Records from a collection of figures

□ □ □ □ □ □ □

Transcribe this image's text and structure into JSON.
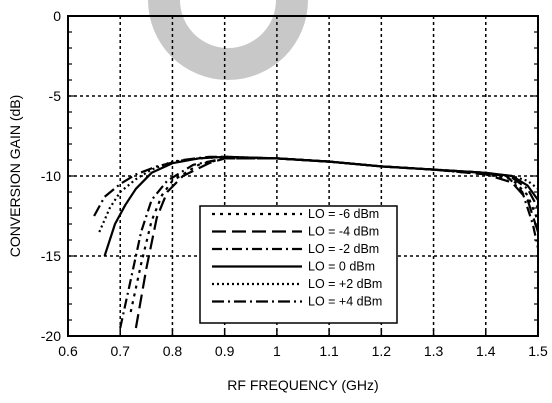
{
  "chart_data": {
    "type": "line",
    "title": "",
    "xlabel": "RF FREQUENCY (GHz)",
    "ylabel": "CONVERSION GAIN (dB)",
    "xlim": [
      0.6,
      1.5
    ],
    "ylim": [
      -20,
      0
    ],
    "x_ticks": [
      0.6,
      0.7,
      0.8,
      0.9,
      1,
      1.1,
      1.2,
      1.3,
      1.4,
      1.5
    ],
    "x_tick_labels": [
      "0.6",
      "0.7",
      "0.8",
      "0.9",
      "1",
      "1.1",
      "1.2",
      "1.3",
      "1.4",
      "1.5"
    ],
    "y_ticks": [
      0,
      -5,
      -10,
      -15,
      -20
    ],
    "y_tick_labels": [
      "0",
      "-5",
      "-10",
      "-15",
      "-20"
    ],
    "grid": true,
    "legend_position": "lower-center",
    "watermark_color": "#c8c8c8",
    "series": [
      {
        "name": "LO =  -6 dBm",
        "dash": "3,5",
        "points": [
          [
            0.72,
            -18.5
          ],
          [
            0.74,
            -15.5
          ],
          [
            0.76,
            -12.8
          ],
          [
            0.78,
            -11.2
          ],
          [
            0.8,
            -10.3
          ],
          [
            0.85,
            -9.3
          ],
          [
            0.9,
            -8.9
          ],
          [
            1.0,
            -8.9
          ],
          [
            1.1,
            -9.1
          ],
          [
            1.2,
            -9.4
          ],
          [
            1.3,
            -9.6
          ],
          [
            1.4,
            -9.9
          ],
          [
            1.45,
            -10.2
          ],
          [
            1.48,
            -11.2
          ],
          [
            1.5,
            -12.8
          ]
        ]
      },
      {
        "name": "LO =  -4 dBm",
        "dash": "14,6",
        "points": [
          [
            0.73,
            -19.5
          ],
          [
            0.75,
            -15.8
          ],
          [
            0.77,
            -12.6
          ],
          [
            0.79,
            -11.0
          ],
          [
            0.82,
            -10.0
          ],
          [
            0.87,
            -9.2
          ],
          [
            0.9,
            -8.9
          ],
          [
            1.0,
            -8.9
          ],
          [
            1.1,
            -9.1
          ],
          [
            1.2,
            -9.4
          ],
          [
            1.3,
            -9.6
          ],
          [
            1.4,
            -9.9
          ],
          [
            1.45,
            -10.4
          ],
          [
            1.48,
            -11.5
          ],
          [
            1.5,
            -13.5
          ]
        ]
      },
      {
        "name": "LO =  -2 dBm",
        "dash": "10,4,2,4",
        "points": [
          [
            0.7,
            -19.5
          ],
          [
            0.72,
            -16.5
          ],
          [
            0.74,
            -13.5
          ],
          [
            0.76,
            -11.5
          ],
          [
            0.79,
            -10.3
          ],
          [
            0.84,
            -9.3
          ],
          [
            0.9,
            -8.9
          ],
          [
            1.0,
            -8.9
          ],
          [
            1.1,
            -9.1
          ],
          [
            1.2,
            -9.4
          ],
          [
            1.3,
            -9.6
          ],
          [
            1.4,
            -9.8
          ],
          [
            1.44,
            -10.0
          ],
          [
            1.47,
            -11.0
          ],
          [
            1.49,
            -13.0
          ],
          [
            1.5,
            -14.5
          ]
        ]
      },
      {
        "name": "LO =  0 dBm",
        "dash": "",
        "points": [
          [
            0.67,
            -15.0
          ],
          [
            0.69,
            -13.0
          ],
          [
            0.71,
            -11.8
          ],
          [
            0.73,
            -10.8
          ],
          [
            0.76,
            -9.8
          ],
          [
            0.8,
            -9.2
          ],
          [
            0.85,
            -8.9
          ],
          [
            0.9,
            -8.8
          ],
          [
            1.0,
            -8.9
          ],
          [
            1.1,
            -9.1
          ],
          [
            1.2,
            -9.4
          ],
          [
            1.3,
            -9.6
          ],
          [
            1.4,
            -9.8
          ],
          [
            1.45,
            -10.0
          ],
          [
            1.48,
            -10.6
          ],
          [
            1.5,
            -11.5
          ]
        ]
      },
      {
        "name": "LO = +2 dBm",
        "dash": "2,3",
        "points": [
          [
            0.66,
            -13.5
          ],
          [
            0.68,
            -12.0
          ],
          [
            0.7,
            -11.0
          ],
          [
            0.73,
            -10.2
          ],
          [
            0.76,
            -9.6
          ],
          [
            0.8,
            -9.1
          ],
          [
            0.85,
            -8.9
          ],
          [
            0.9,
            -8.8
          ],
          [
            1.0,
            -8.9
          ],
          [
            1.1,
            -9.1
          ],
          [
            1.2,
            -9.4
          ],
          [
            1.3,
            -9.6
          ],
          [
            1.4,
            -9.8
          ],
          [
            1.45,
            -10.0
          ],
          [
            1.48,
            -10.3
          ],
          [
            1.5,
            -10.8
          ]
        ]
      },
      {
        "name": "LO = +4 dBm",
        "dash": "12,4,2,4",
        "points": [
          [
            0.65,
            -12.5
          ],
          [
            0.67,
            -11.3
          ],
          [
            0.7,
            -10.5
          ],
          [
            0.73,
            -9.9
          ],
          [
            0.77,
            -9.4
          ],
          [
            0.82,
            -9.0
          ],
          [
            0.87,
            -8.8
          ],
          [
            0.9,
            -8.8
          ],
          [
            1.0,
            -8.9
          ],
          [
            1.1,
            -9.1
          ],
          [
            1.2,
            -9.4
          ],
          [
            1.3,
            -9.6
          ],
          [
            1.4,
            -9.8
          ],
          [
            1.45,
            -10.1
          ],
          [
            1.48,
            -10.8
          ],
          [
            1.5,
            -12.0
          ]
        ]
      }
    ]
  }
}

□ □ □ □ □ □ □

Copy every line above word for word and exclude the pictures.

Transcribe this image's text and structure into JSON.
{
  "chart_data": {
    "type": "line",
    "title": "",
    "xlabel": "RF FREQUENCY (GHz)",
    "ylabel": "CONVERSION GAIN (dB)",
    "xlim": [
      0.6,
      1.5
    ],
    "ylim": [
      -20,
      0
    ],
    "x_ticks": [
      0.6,
      0.7,
      0.8,
      0.9,
      1,
      1.1,
      1.2,
      1.3,
      1.4,
      1.5
    ],
    "x_tick_labels": [
      "0.6",
      "0.7",
      "0.8",
      "0.9",
      "1",
      "1.1",
      "1.2",
      "1.3",
      "1.4",
      "1.5"
    ],
    "y_ticks": [
      0,
      -5,
      -10,
      -15,
      -20
    ],
    "y_tick_labels": [
      "0",
      "-5",
      "-10",
      "-15",
      "-20"
    ],
    "grid": true,
    "legend_position": "lower-center",
    "watermark_color": "#c8c8c8",
    "series": [
      {
        "name": "LO =  -6 dBm",
        "dash": "3,5",
        "points": [
          [
            0.72,
            -18.5
          ],
          [
            0.74,
            -15.5
          ],
          [
            0.76,
            -12.8
          ],
          [
            0.78,
            -11.2
          ],
          [
            0.8,
            -10.3
          ],
          [
            0.85,
            -9.3
          ],
          [
            0.9,
            -8.9
          ],
          [
            1.0,
            -8.9
          ],
          [
            1.1,
            -9.1
          ],
          [
            1.2,
            -9.4
          ],
          [
            1.3,
            -9.6
          ],
          [
            1.4,
            -9.9
          ],
          [
            1.45,
            -10.2
          ],
          [
            1.48,
            -11.2
          ],
          [
            1.5,
            -12.8
          ]
        ]
      },
      {
        "name": "LO =  -4 dBm",
        "dash": "14,6",
        "points": [
          [
            0.73,
            -19.5
          ],
          [
            0.75,
            -15.8
          ],
          [
            0.77,
            -12.6
          ],
          [
            0.79,
            -11.0
          ],
          [
            0.82,
            -10.0
          ],
          [
            0.87,
            -9.2
          ],
          [
            0.9,
            -8.9
          ],
          [
            1.0,
            -8.9
          ],
          [
            1.1,
            -9.1
          ],
          [
            1.2,
            -9.4
          ],
          [
            1.3,
            -9.6
          ],
          [
            1.4,
            -9.9
          ],
          [
            1.45,
            -10.4
          ],
          [
            1.48,
            -11.5
          ],
          [
            1.5,
            -13.5
          ]
        ]
      },
      {
        "name": "LO =  -2 dBm",
        "dash": "10,4,2,4",
        "points": [
          [
            0.7,
            -19.5
          ],
          [
            0.72,
            -16.5
          ],
          [
            0.74,
            -13.5
          ],
          [
            0.76,
            -11.5
          ],
          [
            0.79,
            -10.3
          ],
          [
            0.84,
            -9.3
          ],
          [
            0.9,
            -8.9
          ],
          [
            1.0,
            -8.9
          ],
          [
            1.1,
            -9.1
          ],
          [
            1.2,
            -9.4
          ],
          [
            1.3,
            -9.6
          ],
          [
            1.4,
            -9.8
          ],
          [
            1.44,
            -10.0
          ],
          [
            1.47,
            -11.0
          ],
          [
            1.49,
            -13.0
          ],
          [
            1.5,
            -14.5
          ]
        ]
      },
      {
        "name": "LO =  0 dBm",
        "dash": "",
        "points": [
          [
            0.67,
            -15.0
          ],
          [
            0.69,
            -13.0
          ],
          [
            0.71,
            -11.8
          ],
          [
            0.73,
            -10.8
          ],
          [
            0.76,
            -9.8
          ],
          [
            0.8,
            -9.2
          ],
          [
            0.85,
            -8.9
          ],
          [
            0.9,
            -8.8
          ],
          [
            1.0,
            -8.9
          ],
          [
            1.1,
            -9.1
          ],
          [
            1.2,
            -9.4
          ],
          [
            1.3,
            -9.6
          ],
          [
            1.4,
            -9.8
          ],
          [
            1.45,
            -10.0
          ],
          [
            1.48,
            -10.6
          ],
          [
            1.5,
            -11.5
          ]
        ]
      },
      {
        "name": "LO = +2 dBm",
        "dash": "2,3",
        "points": [
          [
            0.66,
            -13.5
          ],
          [
            0.68,
            -12.0
          ],
          [
            0.7,
            -11.0
          ],
          [
            0.73,
            -10.2
          ],
          [
            0.76,
            -9.6
          ],
          [
            0.8,
            -9.1
          ],
          [
            0.85,
            -8.9
          ],
          [
            0.9,
            -8.8
          ],
          [
            1.0,
            -8.9
          ],
          [
            1.1,
            -9.1
          ],
          [
            1.2,
            -9.4
          ],
          [
            1.3,
            -9.6
          ],
          [
            1.4,
            -9.8
          ],
          [
            1.45,
            -10.0
          ],
          [
            1.48,
            -10.3
          ],
          [
            1.5,
            -10.8
          ]
        ]
      },
      {
        "name": "LO = +4 dBm",
        "dash": "12,4,2,4",
        "points": [
          [
            0.65,
            -12.5
          ],
          [
            0.67,
            -11.3
          ],
          [
            0.7,
            -10.5
          ],
          [
            0.73,
            -9.9
          ],
          [
            0.77,
            -9.4
          ],
          [
            0.82,
            -9.0
          ],
          [
            0.87,
            -8.8
          ],
          [
            0.9,
            -8.8
          ],
          [
            1.0,
            -8.9
          ],
          [
            1.1,
            -9.1
          ],
          [
            1.2,
            -9.4
          ],
          [
            1.3,
            -9.6
          ],
          [
            1.4,
            -9.8
          ],
          [
            1.45,
            -10.1
          ],
          [
            1.48,
            -10.8
          ],
          [
            1.5,
            -12.0
          ]
        ]
      }
    ]
  }
}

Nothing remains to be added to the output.